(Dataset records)
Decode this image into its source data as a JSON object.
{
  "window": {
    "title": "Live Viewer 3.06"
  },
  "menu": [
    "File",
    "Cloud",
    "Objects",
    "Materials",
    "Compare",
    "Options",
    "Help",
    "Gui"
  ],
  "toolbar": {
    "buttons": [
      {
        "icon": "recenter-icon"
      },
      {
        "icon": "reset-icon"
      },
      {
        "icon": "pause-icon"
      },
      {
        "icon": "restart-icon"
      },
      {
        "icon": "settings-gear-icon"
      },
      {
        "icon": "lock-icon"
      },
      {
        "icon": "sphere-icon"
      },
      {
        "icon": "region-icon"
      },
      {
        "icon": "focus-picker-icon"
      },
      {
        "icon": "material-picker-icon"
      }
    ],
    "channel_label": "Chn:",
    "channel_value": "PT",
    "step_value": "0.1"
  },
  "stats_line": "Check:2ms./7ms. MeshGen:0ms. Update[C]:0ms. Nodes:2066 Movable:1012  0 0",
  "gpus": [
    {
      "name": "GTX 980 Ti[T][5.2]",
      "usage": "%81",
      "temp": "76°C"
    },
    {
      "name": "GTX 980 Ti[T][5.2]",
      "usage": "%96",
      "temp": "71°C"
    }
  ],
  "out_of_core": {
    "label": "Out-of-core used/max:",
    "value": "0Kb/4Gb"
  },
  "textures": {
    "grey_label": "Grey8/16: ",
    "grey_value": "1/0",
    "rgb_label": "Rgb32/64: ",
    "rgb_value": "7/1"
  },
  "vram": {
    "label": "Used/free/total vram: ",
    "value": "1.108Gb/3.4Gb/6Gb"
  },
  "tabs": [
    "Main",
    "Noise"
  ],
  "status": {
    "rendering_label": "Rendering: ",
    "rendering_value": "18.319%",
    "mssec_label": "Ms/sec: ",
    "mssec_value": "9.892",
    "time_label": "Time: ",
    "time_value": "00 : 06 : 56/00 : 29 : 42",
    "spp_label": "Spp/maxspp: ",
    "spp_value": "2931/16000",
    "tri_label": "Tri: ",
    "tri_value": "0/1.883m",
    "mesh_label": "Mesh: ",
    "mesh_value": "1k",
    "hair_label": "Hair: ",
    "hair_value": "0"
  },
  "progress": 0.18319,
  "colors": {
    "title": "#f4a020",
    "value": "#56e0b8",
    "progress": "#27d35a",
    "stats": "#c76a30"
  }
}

> **Task goal**: Every entry needs to be retyped exactly.

> **Task answer**:
Decode this image into its source data as a JSON object.
{
  "window": {
    "title": "Live Viewer 3.06"
  },
  "menu": [
    "File",
    "Cloud",
    "Objects",
    "Materials",
    "Compare",
    "Options",
    "Help",
    "Gui"
  ],
  "toolbar": {
    "buttons": [
      {
        "icon": "recenter-icon"
      },
      {
        "icon": "reset-icon"
      },
      {
        "icon": "pause-icon"
      },
      {
        "icon": "restart-icon"
      },
      {
        "icon": "settings-gear-icon"
      },
      {
        "icon": "lock-icon"
      },
      {
        "icon": "sphere-icon"
      },
      {
        "icon": "region-icon"
      },
      {
        "icon": "focus-picker-icon"
      },
      {
        "icon": "material-picker-icon"
      }
    ],
    "channel_label": "Chn:",
    "channel_value": "PT",
    "step_value": "0.1"
  },
  "stats_line": "Check:2ms./7ms. MeshGen:0ms. Update[C]:0ms. Nodes:2066 Movable:1012  0 0",
  "gpus": [
    {
      "name": "GTX 980 Ti[T][5.2]",
      "usage": "%81",
      "temp": "76°C"
    },
    {
      "name": "GTX 980 Ti[T][5.2]",
      "usage": "%96",
      "temp": "71°C"
    }
  ],
  "out_of_core": {
    "label": "Out-of-core used/max:",
    "value": "0Kb/4Gb"
  },
  "textures": {
    "grey_label": "Grey8/16: ",
    "grey_value": "1/0",
    "rgb_label": "Rgb32/64: ",
    "rgb_value": "7/1"
  },
  "vram": {
    "label": "Used/free/total vram: ",
    "value": "1.108Gb/3.4Gb/6Gb"
  },
  "tabs": [
    "Main",
    "Noise"
  ],
  "status": {
    "rendering_label": "Rendering: ",
    "rendering_value": "18.319%",
    "mssec_label": "Ms/sec: ",
    "mssec_value": "9.892",
    "time_label": "Time: ",
    "time_value": "00 : 06 : 56/00 : 29 : 42",
    "spp_label": "Spp/maxspp: ",
    "spp_value": "2931/16000",
    "tri_label": "Tri: ",
    "tri_value": "0/1.883m",
    "mesh_label": "Mesh: ",
    "mesh_value": "1k",
    "hair_label": "Hair: ",
    "hair_value": "0"
  },
  "progress": 0.18319,
  "colors": {
    "title": "#f4a020",
    "value": "#56e0b8",
    "progress": "#27d35a",
    "stats": "#c76a30"
  }
}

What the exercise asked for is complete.